Render each line of the listing below as a JSON list of strings, one string per line, with blank lines skipped and the pictures omitted.

[Excerpts from a layout annotation set]

— Start —

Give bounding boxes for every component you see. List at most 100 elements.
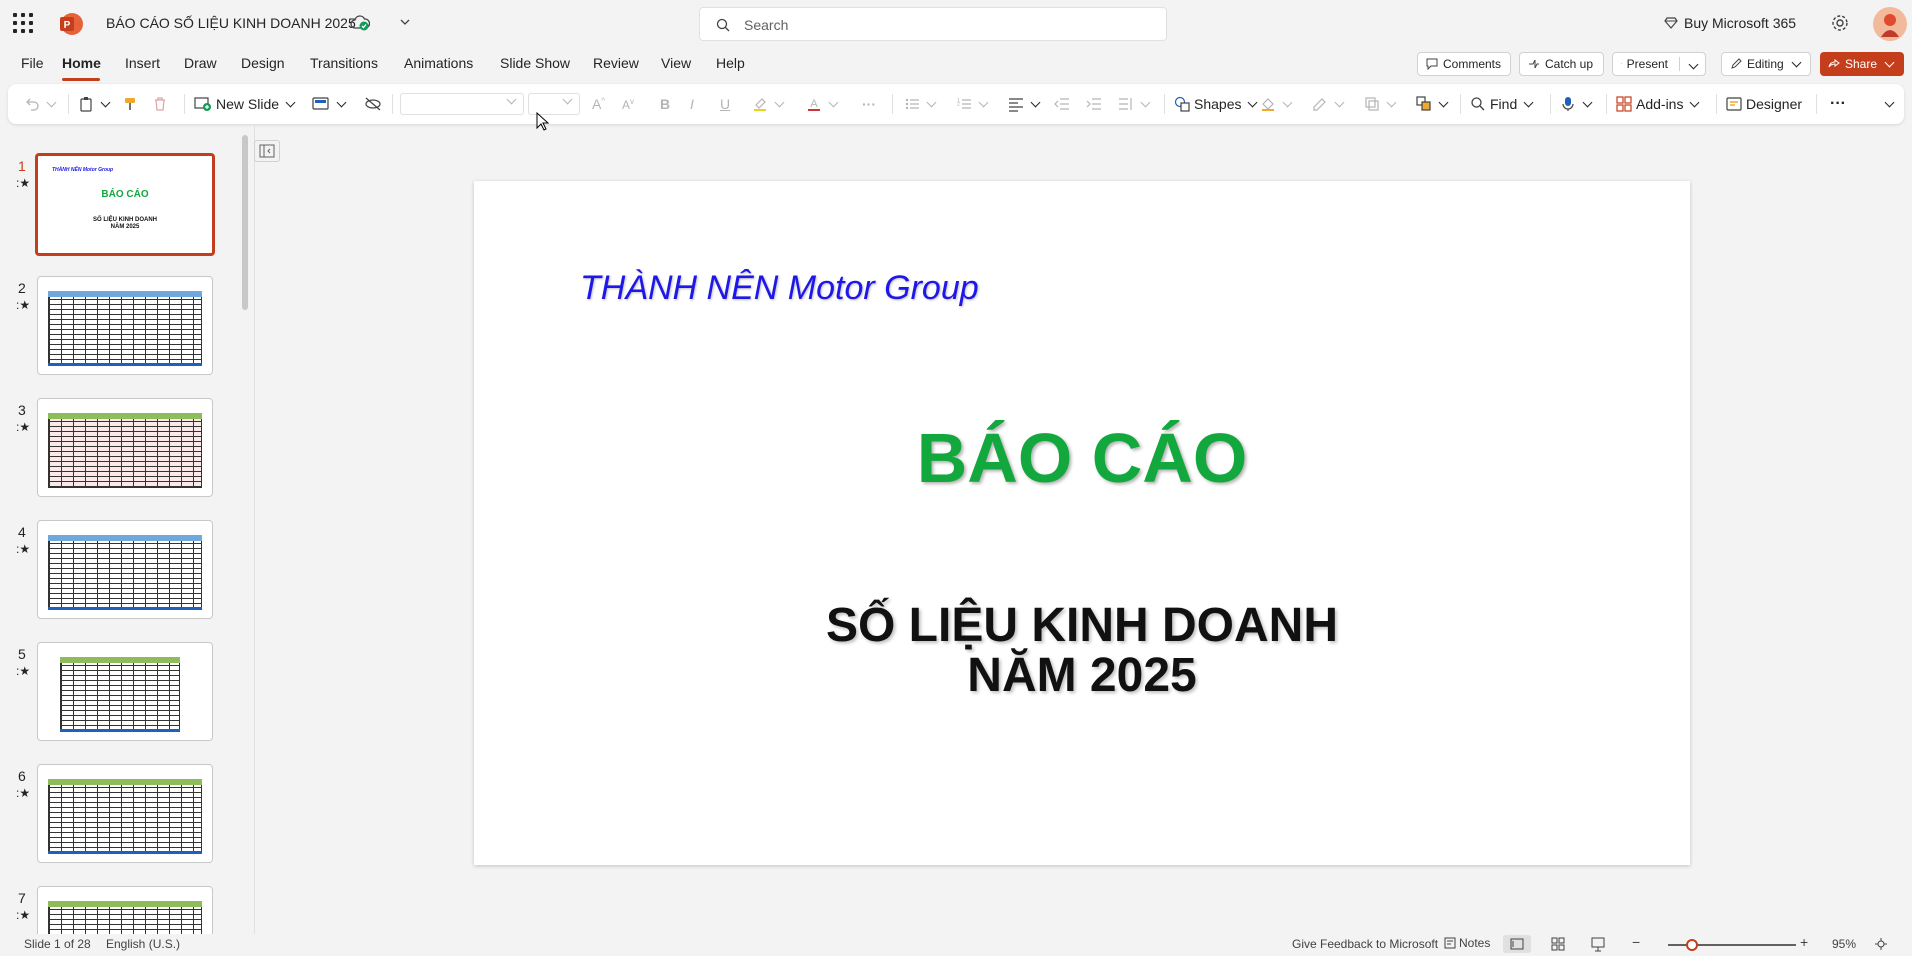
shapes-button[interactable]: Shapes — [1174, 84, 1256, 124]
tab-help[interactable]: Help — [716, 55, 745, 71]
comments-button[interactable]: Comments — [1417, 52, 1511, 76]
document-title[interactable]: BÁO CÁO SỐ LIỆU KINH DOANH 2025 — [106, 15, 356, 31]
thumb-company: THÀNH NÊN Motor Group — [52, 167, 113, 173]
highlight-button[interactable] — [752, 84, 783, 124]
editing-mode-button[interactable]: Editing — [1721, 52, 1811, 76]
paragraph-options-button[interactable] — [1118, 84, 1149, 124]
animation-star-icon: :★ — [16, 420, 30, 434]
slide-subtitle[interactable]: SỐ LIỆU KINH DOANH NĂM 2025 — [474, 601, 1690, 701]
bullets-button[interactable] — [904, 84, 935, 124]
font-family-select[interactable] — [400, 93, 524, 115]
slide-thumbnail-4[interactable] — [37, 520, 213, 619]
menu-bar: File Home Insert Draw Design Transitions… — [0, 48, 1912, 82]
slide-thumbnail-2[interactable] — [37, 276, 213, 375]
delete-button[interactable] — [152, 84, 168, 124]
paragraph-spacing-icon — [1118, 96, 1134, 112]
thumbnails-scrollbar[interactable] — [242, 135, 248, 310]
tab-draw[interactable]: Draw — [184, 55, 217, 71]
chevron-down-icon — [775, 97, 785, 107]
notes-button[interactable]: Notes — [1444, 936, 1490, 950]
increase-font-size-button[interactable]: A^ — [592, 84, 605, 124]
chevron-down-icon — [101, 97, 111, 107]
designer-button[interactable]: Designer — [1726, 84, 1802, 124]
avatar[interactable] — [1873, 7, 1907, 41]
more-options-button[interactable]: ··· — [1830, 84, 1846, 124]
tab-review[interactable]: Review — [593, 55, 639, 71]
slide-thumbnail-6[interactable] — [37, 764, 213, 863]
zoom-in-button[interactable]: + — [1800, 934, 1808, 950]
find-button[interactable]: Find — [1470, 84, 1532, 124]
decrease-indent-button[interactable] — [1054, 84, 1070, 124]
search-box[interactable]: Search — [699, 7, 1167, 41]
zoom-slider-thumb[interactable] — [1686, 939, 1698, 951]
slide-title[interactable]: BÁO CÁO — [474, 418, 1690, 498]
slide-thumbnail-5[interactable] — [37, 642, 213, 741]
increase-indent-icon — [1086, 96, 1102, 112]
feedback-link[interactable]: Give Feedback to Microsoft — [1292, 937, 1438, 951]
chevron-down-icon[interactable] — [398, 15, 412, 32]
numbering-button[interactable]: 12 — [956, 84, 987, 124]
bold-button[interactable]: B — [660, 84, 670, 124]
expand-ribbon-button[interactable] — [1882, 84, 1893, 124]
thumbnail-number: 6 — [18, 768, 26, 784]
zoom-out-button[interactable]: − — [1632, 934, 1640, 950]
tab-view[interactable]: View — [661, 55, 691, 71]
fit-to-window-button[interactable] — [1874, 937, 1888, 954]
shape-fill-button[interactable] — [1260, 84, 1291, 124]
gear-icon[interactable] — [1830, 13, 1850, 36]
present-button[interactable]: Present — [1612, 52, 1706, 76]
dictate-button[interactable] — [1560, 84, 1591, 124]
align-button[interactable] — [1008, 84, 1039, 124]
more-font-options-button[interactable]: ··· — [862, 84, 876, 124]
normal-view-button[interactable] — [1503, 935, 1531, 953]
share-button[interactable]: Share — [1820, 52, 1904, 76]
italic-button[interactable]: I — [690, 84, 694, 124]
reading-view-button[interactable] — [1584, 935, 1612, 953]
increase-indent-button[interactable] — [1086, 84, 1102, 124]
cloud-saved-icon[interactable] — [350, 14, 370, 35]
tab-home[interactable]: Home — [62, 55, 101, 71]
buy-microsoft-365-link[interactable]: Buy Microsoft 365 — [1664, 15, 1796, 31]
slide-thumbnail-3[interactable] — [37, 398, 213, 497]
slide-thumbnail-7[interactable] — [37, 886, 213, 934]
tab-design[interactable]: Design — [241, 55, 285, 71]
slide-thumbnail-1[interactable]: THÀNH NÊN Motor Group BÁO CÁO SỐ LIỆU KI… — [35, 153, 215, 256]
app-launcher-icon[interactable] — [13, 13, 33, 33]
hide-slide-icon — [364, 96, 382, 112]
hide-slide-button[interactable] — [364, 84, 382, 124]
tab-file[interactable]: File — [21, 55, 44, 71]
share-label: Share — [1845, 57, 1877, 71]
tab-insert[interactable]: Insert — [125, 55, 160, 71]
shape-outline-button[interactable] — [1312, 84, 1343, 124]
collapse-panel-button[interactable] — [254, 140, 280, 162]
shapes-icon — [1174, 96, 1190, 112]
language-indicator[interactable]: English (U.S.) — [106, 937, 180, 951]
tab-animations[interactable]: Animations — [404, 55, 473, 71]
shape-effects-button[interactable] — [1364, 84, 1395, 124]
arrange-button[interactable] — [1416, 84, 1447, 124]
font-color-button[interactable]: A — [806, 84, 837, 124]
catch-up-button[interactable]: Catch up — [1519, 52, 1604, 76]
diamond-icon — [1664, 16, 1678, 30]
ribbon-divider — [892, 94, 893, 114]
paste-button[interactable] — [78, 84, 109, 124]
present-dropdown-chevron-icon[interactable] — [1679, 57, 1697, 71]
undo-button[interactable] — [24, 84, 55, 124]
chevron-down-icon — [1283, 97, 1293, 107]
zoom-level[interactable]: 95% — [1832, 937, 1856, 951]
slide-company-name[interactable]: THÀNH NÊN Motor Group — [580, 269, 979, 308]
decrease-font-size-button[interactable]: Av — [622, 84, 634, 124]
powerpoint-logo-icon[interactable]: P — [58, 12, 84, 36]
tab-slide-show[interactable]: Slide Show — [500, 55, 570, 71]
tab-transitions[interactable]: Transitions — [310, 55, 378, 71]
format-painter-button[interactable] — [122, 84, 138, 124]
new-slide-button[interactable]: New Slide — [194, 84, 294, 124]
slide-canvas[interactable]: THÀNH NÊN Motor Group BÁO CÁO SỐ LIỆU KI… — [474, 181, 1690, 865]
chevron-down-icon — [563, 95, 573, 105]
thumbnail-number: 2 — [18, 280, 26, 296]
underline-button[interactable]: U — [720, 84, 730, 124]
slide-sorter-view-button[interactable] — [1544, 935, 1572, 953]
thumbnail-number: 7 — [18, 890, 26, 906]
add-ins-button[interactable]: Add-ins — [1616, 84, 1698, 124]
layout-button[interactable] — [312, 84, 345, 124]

— End —

*Answer*.
[
  "Give bounding boxes for every component you see. List at most 100 elements.",
  "shapes-button[interactable]: Shapes — [1174, 84, 1256, 124]",
  "tab-help[interactable]: Help — [716, 55, 745, 71]",
  "comments-button[interactable]: Comments — [1417, 52, 1511, 76]",
  "document-title[interactable]: BÁO CÁO SỐ LIỆU KINH DOANH 2025 — [106, 15, 356, 31]",
  "thumb-company: THÀNH NÊN Motor Group — [52, 167, 113, 173]",
  "highlight-button[interactable] — [752, 84, 783, 124]",
  "editing-mode-button[interactable]: Editing — [1721, 52, 1811, 76]",
  "paragraph-options-button[interactable] — [1118, 84, 1149, 124]",
  "animation-star-icon: :★ — [16, 420, 30, 434]",
  "slide-subtitle[interactable]: SỐ LIỆU KINH DOANH NĂM 2025 — [474, 601, 1690, 701]",
  "bullets-button[interactable] — [904, 84, 935, 124]",
  "font-family-select[interactable] — [400, 93, 524, 115]",
  "slide-thumbnail-4[interactable] — [37, 520, 213, 619]",
  "menu-bar: File Home Insert Draw Design Transitions… — [0, 48, 1912, 82]",
  "slide-thumbnail-2[interactable] — [37, 276, 213, 375]",
  "delete-button[interactable] — [152, 84, 168, 124]",
  "paragraph-spacing-icon — [1118, 96, 1134, 112]",
  "thumbnails-scrollbar[interactable] — [242, 135, 248, 310]",
  "tab-draw[interactable]: Draw — [184, 55, 217, 71]",
  "chevron-down-icon — [775, 97, 785, 107]",
  "notes-button[interactable]: Notes — [1444, 936, 1490, 950]",
  "increase-font-size-button[interactable]: A^ — [592, 84, 605, 124]",
  "chevron-down-icon — [101, 97, 111, 107]",
  "designer-button[interactable]: Designer — [1726, 84, 1802, 124]",
  "avatar[interactable] — [1873, 7, 1907, 41]",
  "more-options-button[interactable]: ··· — [1830, 84, 1846, 124]",
  "tab-review[interactable]: Review — [593, 55, 639, 71]",
  "slide-thumbnail-6[interactable] — [37, 764, 213, 863]",
  "zoom-in-button[interactable]: + — [1800, 934, 1808, 950]",
  "find-button[interactable]: Find — [1470, 84, 1532, 124]",
  "decrease-indent-button[interactable] — [1054, 84, 1070, 124]",
  "search-box[interactable]: Search — [699, 7, 1167, 41]",
  "zoom-slider-thumb[interactable] — [1686, 939, 1698, 951]",
  "slide-title[interactable]: BÁO CÁO — [474, 418, 1690, 498]",
  "slide-thumbnail-5[interactable] — [37, 642, 213, 741]",
  "increase-indent-icon — [1086, 96, 1102, 112]",
  "feedback-link[interactable]: Give Feedback to Microsoft — [1292, 937, 1438, 951]",
  "chevron-down-icon[interactable] — [398, 15, 412, 32]",
  "numbering-button[interactable]: 12 — [956, 84, 987, 124]",
  "bold-button[interactable]: B — [660, 84, 670, 124]",
  "expand-ribbon-button[interactable] — [1882, 84, 1893, 124]",
  "thumbnail-number: 6 — [18, 768, 26, 784]",
  "zoom-out-button[interactable]: − — [1632, 934, 1640, 950]",
  "tab-view[interactable]: View — [661, 55, 691, 71]",
  "fit-to-window-button[interactable] — [1874, 937, 1888, 954]",
  "shape-fill-button[interactable] — [1260, 84, 1291, 124]",
  "gear-icon[interactable] — [1830, 13, 1850, 36]",
  "present-button[interactable]: Present — [1612, 52, 1706, 76]",
  "dictate-button[interactable] — [1560, 84, 1591, 124]",
  "align-button[interactable] — [1008, 84, 1039, 124]",
  "more-font-options-button[interactable]: ··· — [862, 84, 876, 124]",
  "normal-view-button[interactable] — [1503, 935, 1531, 953]",
  "share-button[interactable]: Share — [1820, 52, 1904, 76]",
  "italic-button[interactable]: I — [690, 84, 694, 124]",
  "reading-view-button[interactable] — [1584, 935, 1612, 953]",
  "increase-indent-button[interactable] — [1086, 84, 1102, 124]",
  "cloud-saved-icon[interactable] — [350, 14, 370, 35]",
  "tab-home[interactable]: Home — [62, 55, 101, 71]",
  "buy-microsoft-365-link[interactable]: Buy Microsoft 365 — [1664, 15, 1796, 31]",
  "slide-thumbnail-3[interactable] — [37, 398, 213, 497]",
  "slide-thumbnail-7[interactable] — [37, 886, 213, 934]",
  "tab-design[interactable]: Design — [241, 55, 285, 71]",
  "slide-thumbnail-1[interactable]: THÀNH NÊN Motor Group BÁO CÁO SỐ LIỆU KI… — [35, 153, 215, 256]",
  "app-launcher-icon[interactable] — [13, 13, 33, 33]",
  "hide-slide-icon — [364, 96, 382, 112]",
  "hide-slide-button[interactable] — [364, 84, 382, 124]",
  "tab-file[interactable]: File — [21, 55, 44, 71]",
  "share-label: Share — [1845, 57, 1877, 71]",
  "tab-insert[interactable]: Insert — [125, 55, 160, 71]",
  "shape-outline-button[interactable] — [1312, 84, 1343, 124]",
  "collapse-panel-button[interactable] — [254, 140, 280, 162]",
  "shapes-icon — [1174, 96, 1190, 112]",
  "language-indicator[interactable]: English (U.S.) — [106, 937, 180, 951]",
  "tab-animations[interactable]: Animations — [404, 55, 473, 71]",
  "shape-effects-button[interactable] — [1364, 84, 1395, 124]",
  "arrange-button[interactable] — [1416, 84, 1447, 124]",
  "font-color-button[interactable]: A — [806, 84, 837, 124]",
  "catch-up-button[interactable]: Catch up — [1519, 52, 1604, 76]",
  "diamond-icon — [1664, 16, 1678, 30]",
  "ribbon-divider — [892, 94, 893, 114]",
  "paste-button[interactable] — [78, 84, 109, 124]",
  "present-dropdown-chevron-icon[interactable] — [1679, 57, 1697, 71]",
  "undo-button[interactable] — [24, 84, 55, 124]",
  "chevron-down-icon — [1283, 97, 1293, 107]",
  "zoom-level[interactable]: 95% — [1832, 937, 1856, 951]",
  "slide-company-name[interactable]: THÀNH NÊN Motor Group — [580, 269, 979, 308]",
  "decrease-font-size-button[interactable]: Av — [622, 84, 634, 124]",
  "powerpoint-logo-icon[interactable]: P — [58, 12, 84, 36]",
  "tab-slide-show[interactable]: Slide Show — [500, 55, 570, 71]",
  "tab-transitions[interactable]: Transitions — [310, 55, 378, 71]",
  "format-painter-button[interactable] — [122, 84, 138, 124]",
  "new-slide-button[interactable]: New Slide — [194, 84, 294, 124]",
  "slide-canvas[interactable]: THÀNH NÊN Motor Group BÁO CÁO SỐ LIỆU KI… — [474, 181, 1690, 865]",
  "chevron-down-icon — [563, 95, 573, 105]",
  "thumbnail-number: 2 — [18, 280, 26, 296]",
  "underline-button[interactable]: U — [720, 84, 730, 124]",
  "slide-sorter-view-button[interactable] — [1544, 935, 1572, 953]",
  "thumbnail-number: 7 — [18, 890, 26, 906]",
  "add-ins-button[interactable]: Add-ins — [1616, 84, 1698, 124]",
  "layout-button[interactable] — [312, 84, 345, 124]"
]